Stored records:
# # # # # # #
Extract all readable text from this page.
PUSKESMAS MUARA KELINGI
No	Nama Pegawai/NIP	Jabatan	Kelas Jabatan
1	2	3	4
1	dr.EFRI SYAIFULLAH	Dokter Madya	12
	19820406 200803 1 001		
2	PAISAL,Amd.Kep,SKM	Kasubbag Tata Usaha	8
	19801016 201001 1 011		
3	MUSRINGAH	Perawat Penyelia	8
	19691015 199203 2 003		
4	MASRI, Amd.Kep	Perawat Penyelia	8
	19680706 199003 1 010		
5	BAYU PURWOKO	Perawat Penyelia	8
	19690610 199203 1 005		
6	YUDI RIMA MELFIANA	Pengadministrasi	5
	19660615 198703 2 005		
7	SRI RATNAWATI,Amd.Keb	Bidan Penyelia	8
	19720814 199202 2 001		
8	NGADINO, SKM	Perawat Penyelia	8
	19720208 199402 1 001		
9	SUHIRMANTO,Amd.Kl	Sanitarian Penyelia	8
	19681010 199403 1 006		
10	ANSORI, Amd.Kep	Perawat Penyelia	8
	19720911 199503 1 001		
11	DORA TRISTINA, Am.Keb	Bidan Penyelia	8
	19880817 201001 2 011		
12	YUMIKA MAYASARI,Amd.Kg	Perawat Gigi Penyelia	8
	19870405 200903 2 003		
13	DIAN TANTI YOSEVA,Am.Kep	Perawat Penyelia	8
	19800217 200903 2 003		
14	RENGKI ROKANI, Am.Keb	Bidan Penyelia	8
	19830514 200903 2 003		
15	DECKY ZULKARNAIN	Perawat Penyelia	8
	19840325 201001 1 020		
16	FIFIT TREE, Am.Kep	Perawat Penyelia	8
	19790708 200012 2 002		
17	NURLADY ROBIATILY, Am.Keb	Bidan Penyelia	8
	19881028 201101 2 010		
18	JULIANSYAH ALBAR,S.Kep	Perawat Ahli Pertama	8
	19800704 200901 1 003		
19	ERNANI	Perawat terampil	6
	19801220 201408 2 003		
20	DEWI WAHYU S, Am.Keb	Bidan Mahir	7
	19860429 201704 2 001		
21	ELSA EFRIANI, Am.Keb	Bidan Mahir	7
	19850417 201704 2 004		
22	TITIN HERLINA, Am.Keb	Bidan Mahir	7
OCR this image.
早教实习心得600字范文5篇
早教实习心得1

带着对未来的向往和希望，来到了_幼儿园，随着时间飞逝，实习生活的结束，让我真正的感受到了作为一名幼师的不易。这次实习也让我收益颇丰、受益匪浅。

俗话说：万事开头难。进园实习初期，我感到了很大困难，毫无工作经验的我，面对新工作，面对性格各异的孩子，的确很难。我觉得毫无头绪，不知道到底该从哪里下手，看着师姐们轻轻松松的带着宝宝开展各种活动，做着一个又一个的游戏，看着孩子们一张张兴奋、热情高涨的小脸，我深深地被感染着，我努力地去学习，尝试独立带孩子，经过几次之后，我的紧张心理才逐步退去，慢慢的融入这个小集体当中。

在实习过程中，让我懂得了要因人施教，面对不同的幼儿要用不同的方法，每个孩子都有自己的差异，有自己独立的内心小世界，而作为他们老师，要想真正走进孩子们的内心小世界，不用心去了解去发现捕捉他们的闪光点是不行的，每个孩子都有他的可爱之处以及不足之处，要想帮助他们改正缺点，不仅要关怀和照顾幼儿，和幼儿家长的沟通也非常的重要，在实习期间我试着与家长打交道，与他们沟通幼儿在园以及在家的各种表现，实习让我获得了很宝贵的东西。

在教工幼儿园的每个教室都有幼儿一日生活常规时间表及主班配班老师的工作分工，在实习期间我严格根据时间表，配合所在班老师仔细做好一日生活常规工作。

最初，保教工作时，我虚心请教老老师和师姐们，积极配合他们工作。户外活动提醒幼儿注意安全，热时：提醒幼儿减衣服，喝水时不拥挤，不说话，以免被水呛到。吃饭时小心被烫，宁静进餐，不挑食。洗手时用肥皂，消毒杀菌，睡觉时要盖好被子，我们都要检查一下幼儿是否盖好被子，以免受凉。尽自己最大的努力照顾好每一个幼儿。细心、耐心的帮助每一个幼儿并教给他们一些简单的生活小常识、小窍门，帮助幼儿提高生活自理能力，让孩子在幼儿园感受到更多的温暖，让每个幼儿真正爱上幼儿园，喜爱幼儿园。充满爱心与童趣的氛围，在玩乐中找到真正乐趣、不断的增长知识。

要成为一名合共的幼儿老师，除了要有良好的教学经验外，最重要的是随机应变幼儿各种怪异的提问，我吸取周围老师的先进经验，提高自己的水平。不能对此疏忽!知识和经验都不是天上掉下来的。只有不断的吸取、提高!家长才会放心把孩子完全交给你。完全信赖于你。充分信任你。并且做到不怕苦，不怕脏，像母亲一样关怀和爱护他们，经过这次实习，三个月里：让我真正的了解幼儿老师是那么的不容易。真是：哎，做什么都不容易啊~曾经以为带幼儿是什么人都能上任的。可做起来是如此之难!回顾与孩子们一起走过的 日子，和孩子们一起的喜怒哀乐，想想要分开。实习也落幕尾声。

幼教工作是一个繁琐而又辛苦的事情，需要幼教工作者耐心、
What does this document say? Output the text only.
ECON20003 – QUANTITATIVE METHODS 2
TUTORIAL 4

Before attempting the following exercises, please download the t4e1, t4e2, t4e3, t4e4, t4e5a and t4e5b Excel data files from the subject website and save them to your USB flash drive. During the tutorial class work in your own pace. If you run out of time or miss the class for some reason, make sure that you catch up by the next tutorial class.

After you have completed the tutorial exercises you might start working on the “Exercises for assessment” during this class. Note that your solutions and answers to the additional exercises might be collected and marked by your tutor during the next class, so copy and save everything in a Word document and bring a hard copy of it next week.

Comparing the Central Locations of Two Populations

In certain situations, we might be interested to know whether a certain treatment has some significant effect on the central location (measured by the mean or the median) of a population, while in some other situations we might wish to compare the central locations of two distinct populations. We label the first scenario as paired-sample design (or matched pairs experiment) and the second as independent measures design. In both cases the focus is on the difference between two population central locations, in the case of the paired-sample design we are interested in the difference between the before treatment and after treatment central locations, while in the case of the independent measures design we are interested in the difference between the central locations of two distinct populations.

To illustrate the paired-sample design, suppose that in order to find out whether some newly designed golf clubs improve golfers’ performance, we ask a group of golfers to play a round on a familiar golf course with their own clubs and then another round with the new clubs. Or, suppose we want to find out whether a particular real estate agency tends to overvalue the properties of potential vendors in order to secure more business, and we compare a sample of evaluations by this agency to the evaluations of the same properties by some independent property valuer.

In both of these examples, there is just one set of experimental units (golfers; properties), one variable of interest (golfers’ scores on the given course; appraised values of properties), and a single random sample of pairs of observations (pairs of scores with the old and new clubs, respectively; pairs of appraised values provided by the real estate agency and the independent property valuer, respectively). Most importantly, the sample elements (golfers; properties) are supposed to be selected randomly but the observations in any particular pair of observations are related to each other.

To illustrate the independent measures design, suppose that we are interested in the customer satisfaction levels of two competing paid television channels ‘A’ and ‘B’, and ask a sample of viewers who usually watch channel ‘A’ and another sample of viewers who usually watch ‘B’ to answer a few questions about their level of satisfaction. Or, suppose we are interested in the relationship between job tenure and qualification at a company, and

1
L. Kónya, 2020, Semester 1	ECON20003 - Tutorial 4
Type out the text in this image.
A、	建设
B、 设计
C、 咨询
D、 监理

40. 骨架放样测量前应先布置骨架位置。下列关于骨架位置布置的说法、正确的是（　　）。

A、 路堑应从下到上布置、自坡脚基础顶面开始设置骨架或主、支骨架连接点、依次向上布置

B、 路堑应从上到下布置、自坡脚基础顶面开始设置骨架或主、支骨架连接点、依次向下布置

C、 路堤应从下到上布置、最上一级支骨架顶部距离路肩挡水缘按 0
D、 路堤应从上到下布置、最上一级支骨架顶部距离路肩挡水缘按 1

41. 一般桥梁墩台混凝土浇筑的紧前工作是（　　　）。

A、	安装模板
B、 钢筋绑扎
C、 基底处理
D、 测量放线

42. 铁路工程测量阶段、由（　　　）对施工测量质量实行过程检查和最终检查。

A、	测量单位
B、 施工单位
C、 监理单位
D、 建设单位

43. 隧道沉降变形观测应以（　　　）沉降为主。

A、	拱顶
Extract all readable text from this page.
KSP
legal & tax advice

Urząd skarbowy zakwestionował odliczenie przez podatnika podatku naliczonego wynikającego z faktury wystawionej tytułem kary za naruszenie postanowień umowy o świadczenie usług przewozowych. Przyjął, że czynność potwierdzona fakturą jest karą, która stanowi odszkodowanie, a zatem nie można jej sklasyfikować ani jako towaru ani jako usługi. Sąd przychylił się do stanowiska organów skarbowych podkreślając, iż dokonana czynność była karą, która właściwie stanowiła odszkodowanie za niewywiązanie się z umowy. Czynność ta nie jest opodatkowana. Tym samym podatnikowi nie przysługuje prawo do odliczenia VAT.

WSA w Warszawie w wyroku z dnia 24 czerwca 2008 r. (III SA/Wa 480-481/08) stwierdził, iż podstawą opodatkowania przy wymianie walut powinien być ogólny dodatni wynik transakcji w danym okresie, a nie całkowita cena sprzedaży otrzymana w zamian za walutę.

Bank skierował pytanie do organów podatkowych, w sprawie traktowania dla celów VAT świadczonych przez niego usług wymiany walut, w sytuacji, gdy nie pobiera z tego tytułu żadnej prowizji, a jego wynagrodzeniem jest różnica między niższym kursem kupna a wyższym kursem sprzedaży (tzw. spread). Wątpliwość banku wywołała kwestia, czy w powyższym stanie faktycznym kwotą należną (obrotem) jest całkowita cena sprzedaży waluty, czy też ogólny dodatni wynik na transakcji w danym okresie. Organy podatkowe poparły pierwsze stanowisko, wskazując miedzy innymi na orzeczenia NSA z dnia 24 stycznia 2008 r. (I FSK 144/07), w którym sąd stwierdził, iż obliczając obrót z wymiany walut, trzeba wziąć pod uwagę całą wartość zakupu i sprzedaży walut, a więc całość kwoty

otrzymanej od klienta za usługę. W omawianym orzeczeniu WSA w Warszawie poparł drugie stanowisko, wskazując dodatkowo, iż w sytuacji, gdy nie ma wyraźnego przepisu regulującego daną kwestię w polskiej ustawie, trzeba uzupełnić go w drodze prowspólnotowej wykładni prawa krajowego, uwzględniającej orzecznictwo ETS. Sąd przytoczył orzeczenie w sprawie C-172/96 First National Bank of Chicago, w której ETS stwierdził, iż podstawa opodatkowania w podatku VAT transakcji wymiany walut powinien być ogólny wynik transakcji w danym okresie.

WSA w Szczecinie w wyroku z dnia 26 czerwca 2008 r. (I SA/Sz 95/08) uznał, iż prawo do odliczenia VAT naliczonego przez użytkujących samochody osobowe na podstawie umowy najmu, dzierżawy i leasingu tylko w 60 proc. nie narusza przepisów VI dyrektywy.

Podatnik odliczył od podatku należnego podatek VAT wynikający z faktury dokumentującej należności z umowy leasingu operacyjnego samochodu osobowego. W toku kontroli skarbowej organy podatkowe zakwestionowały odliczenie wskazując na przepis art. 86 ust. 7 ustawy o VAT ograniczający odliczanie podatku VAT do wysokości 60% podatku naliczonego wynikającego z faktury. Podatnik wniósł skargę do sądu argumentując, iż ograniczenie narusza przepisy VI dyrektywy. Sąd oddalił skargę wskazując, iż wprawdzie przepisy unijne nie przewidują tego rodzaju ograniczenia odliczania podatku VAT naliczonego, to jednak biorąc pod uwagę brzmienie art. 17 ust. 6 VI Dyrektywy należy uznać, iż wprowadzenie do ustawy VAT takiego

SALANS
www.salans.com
# # # # # # #
Exercise brief
Extract every line above that contains the word "dyrektywy".

Solution for this problem
WSA w Szczecinie w wyroku z dnia 26 czerwca 2008 r. (I SA/Sz 95/08) uznał, iż prawo do odliczenia VAT naliczonego przez użytkujących samochody osobowe na podstawie umowy najmu, dzierżawy i leasingu tylko w 60 proc. nie narusza przepisów VI dyrektywy.
Podatnik odliczył od podatku należnego podatek VAT wynikający z faktury dokumentującej należności z umowy leasingu operacyjnego samochodu osobowego. W toku kontroli skarbowej organy podatkowe zakwestionowały odliczenie wskazując na przepis art. 86 ust. 7 ustawy o VAT ograniczający odliczanie podatku VAT do wysokości 60% podatku naliczonego wynikającego z faktury. Podatnik wniósł skargę do sądu argumentując, iż ograniczenie narusza przepisy VI dyrektywy. Sąd oddalił skargę wskazując, iż wprawdzie przepisy unijne nie przewidują tego rodzaju ograniczenia odliczania podatku VAT naliczonego, to jednak biorąc pod uwagę brzmienie art. 17 ust. 6 VI Dyrektywy należy uznać, iż wprowadzenie do ustawy VAT takiego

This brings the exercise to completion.